-- EXERCISE BRIEF --
Exactly as written, please set down all of the entries again, with no pictures.

□ □ □ □

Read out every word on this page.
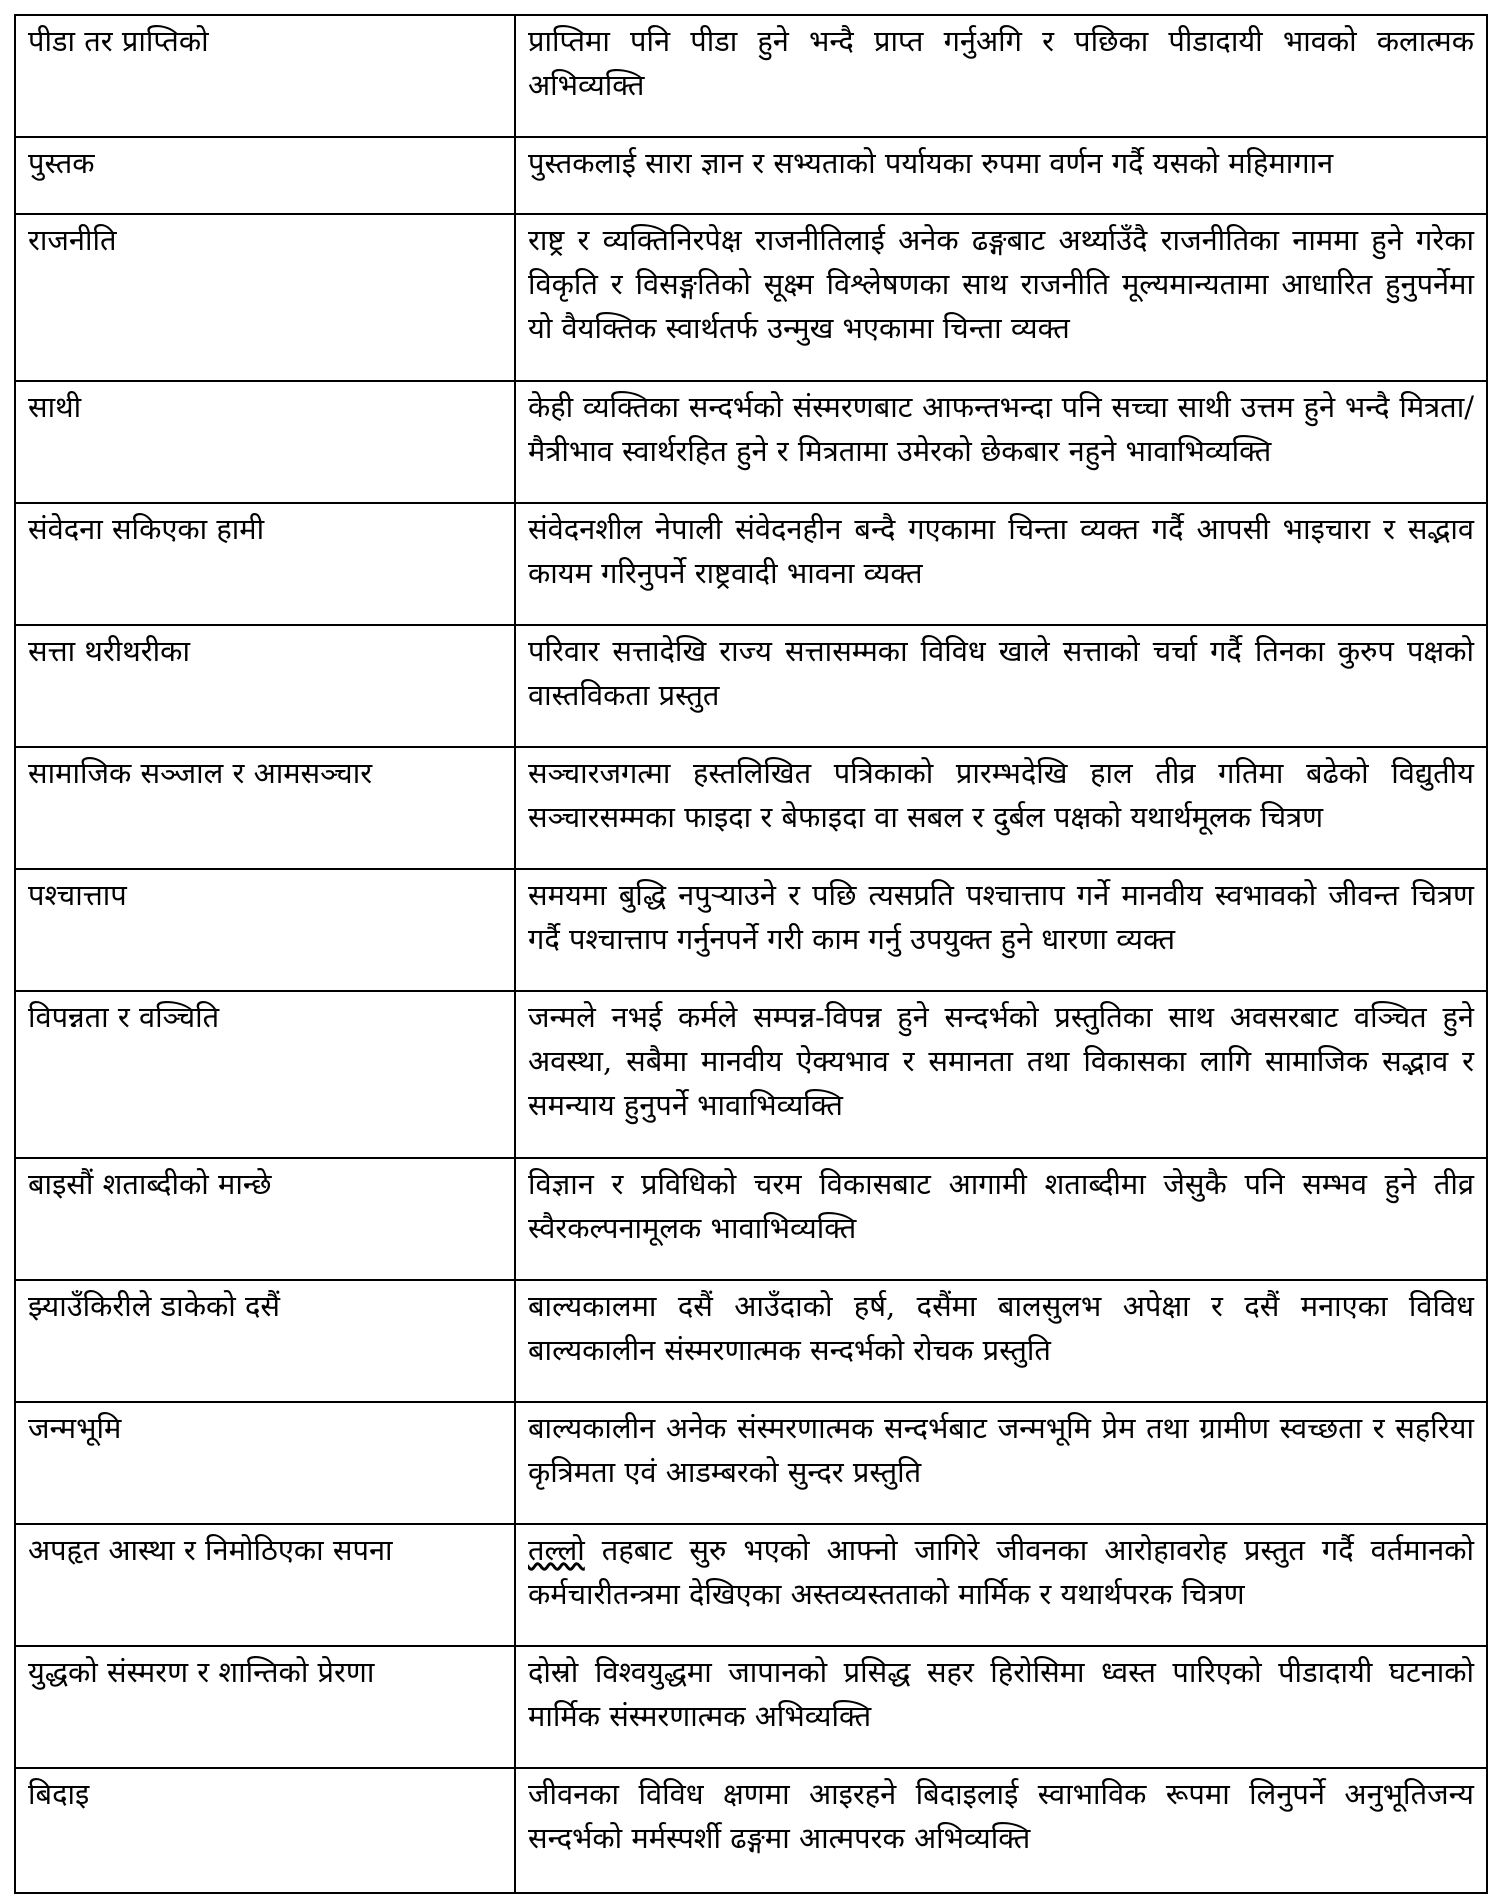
पीडा तर प्राप्तिको	प्राप्तिमा पनि पीडा हुने भन्दै प्राप्त गर्नुअगि र पछिका पीडादायी भावको कलात्मक अभिव्यक्ति
पुस्तक	पुस्तकलाई सारा ज्ञान र सभ्यताको पर्यायका रुपमा वर्णन गर्दै यसको महिमागान
राजनीति	राष्ट्र र व्यक्तिनिरपेक्ष राजनीतिलाई अनेक ढङ्गबाट अर्थ्याउँदै राजनीतिका नाममा हुने गरेका विकृति र विसङ्गतिको सूक्ष्म विश्लेषणका साथ राजनीति मूल्यमान्यतामा आधारित हुनुपर्नेमा यो वैयक्तिक स्वार्थतर्फ उन्मुख भएकामा चिन्ता व्यक्त
साथी	केही व्यक्तिका सन्दर्भको संस्मरणबाट आफन्तभन्दा पनि सच्चा साथी उत्तम हुने भन्दै मित्रता/मैत्रीभाव स्वार्थरहित हुने र मित्रतामा उमेरको छेकबार नहुने भावाभिव्यक्ति
संवेदना सकिएका हामी	संवेदनशील नेपाली संवेदनहीन बन्दै गएकामा चिन्ता व्यक्त गर्दै आपसी भाइचारा र सद्भाव कायम गरिनुपर्ने राष्ट्रवादी भावना व्यक्त
सत्ता थरीथरीका	परिवार सत्तादेखि राज्य सत्तासम्मका विविध खाले सत्ताको चर्चा गर्दै तिनका कुरुप पक्षको वास्तविकता प्रस्तुत
सामाजिक सञ्जाल र आमसञ्चार	सञ्चारजगत्मा हस्तलिखित पत्रिकाको प्रारम्भदेखि हाल तीव्र गतिमा बढेको विद्युतीय सञ्चारसम्मका फाइदा र बेफाइदा वा सबल र दुर्बल पक्षको यथार्थमूलक चित्रण
पश्चात्ताप	समयमा बुद्धि नपुऱ्याउने र पछि त्यसप्रति पश्चात्ताप गर्ने मानवीय स्वभावको जीवन्त चित्रण गर्दै पश्चात्ताप गर्नुनपर्ने गरी काम गर्नु उपयुक्त हुने धारणा व्यक्त
विपन्नता र वञ्चिति	जन्मले नभई कर्मले सम्पन्न-विपन्न हुने सन्दर्भको प्रस्तुतिका साथ अवसरबाट वञ्चित हुने अवस्था, सबैमा मानवीय ऐक्यभाव र समानता तथा विकासका लागि सामाजिक सद्भाव र समन्याय हुनुपर्ने भावाभिव्यक्ति
बाइसौं शताब्दीको मान्छे	विज्ञान र प्रविधिको चरम विकासबाट आगामी शताब्दीमा जेसुकै पनि सम्भव हुने तीव्र स्वैरकल्पनामूलक भावाभिव्यक्ति
झ्याउँकिरीले डाकेको दसैं	बाल्यकालमा दसैं आउँदाको हर्ष, दसैंमा बालसुलभ अपेक्षा र दसैं मनाएका विविध बाल्यकालीन संस्मरणात्मक सन्दर्भको रोचक प्रस्तुति
जन्मभूमि	बाल्यकालीन अनेक संस्मरणात्मक सन्दर्भबाट जन्मभूमि प्रेम तथा ग्रामीण स्वच्छता र सहरिया कृत्रिमता एवं आडम्बरको सुन्दर प्रस्तुति
अपहृत आस्था र निमोठिएका सपना	तल्लो तहबाट सुरु भएको आफ्नो जागिरे जीवनका आरोहावरोह प्रस्तुत गर्दै वर्तमानको कर्मचारीतन्त्रमा देखिएका अस्तव्यस्तताको मार्मिक र यथार्थपरक चित्रण
युद्धको संस्मरण र शान्तिको प्रेरणा	दोस्रो विश्वयुद्धमा जापानको प्रसिद्ध सहर हिरोसिमा ध्वस्त पारिएको पीडादायी घटनाको मार्मिक संस्मरणात्मक अभिव्यक्ति
बिदाइ	जीवनका विविध क्षणमा आइरहने बिदाइलाई स्वाभाविक रूपमा लिनुपर्ने अनुभूतिजन्य सन्दर्भको मर्मस्पर्शी ढङ्गमा आत्मपरक अभिव्यक्ति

□ □ □ □

-- SOLUTION --
Read out every word on this page.
पीडा तर प्राप्तिको	प्राप्तिमा पनि पीडा हुने भन्दै प्राप्त गर्नुअगि र पछिका पीडादायी भावको कलात्मक अभिव्यक्ति
पुस्तक	पुस्तकलाई सारा ज्ञान र सभ्यताको पर्यायका रुपमा वर्णन गर्दै यसको महिमागान
राजनीति	राष्ट्र र व्यक्तिनिरपेक्ष राजनीतिलाई अनेक ढङ्गबाट अर्थ्याउँदै राजनीतिका नाममा हुने गरेका विकृति र विसङ्गतिको सूक्ष्म विश्लेषणका साथ राजनीति मूल्यमान्यतामा आधारित हुनुपर्नेमा यो वैयक्तिक स्वार्थतर्फ उन्मुख भएकामा चिन्ता व्यक्त
साथी	केही व्यक्तिका सन्दर्भको संस्मरणबाट आफन्तभन्दा पनि सच्चा साथी उत्तम हुने भन्दै मित्रता/मैत्रीभाव स्वार्थरहित हुने र मित्रतामा उमेरको छेकबार नहुने भावाभिव्यक्ति
संवेदना सकिएका हामी	संवेदनशील नेपाली संवेदनहीन बन्दै गएकामा चिन्ता व्यक्त गर्दै आपसी भाइचारा र सद्भाव कायम गरिनुपर्ने राष्ट्रवादी भावना व्यक्त
सत्ता थरीथरीका	परिवार सत्तादेखि राज्य सत्तासम्मका विविध खाले सत्ताको चर्चा गर्दै तिनका कुरुप पक्षको वास्तविकता प्रस्तुत
सामाजिक सञ्जाल र आमसञ्चार	सञ्चारजगत्मा हस्तलिखित पत्रिकाको प्रारम्भदेखि हाल तीव्र गतिमा बढेको विद्युतीय सञ्चारसम्मका फाइदा र बेफाइदा वा सबल र दुर्बल पक्षको यथार्थमूलक चित्रण
पश्चात्ताप	समयमा बुद्धि नपुऱ्याउने र पछि त्यसप्रति पश्चात्ताप गर्ने मानवीय स्वभावको जीवन्त चित्रण गर्दै पश्चात्ताप गर्नुनपर्ने गरी काम गर्नु उपयुक्त हुने धारणा व्यक्त
विपन्नता र वञ्चिति	जन्मले नभई कर्मले सम्पन्न-विपन्न हुने सन्दर्भको प्रस्तुतिका साथ अवसरबाट वञ्चित हुने अवस्था, सबैमा मानवीय ऐक्यभाव र समानता तथा विकासका लागि सामाजिक सद्भाव र समन्याय हुनुपर्ने भावाभिव्यक्ति
बाइसौं शताब्दीको मान्छे	विज्ञान र प्रविधिको चरम विकासबाट आगामी शताब्दीमा जेसुकै पनि सम्भव हुने तीव्र स्वैरकल्पनामूलक भावाभिव्यक्ति
झ्याउँकिरीले डाकेको दसैं	बाल्यकालमा दसैं आउँदाको हर्ष, दसैंमा बालसुलभ अपेक्षा र दसैं मनाएका विविध बाल्यकालीन संस्मरणात्मक सन्दर्भको रोचक प्रस्तुति
जन्मभूमि	बाल्यकालीन अनेक संस्मरणात्मक सन्दर्भबाट जन्मभूमि प्रेम तथा ग्रामीण स्वच्छता र सहरिया कृत्रिमता एवं आडम्बरको सुन्दर प्रस्तुति
अपहृत आस्था र निमोठिएका सपना	तल्लो तहबाट सुरु भएको आफ्नो जागिरे जीवनका आरोहावरोह प्रस्तुत गर्दै वर्तमानको कर्मचारीतन्त्रमा देखिएका अस्तव्यस्तताको मार्मिक र यथार्थपरक चित्रण
युद्धको संस्मरण र शान्तिको प्रेरणा	दोस्रो विश्वयुद्धमा जापानको प्रसिद्ध सहर हिरोसिमा ध्वस्त पारिएको पीडादायी घटनाको मार्मिक संस्मरणात्मक अभिव्यक्ति
बिदाइ	जीवनका विविध क्षणमा आइरहने बिदाइलाई स्वाभाविक रूपमा लिनुपर्ने अनुभूतिजन्य सन्दर्भको मर्मस्पर्शी ढङ्गमा आत्मपरक अभिव्यक्ति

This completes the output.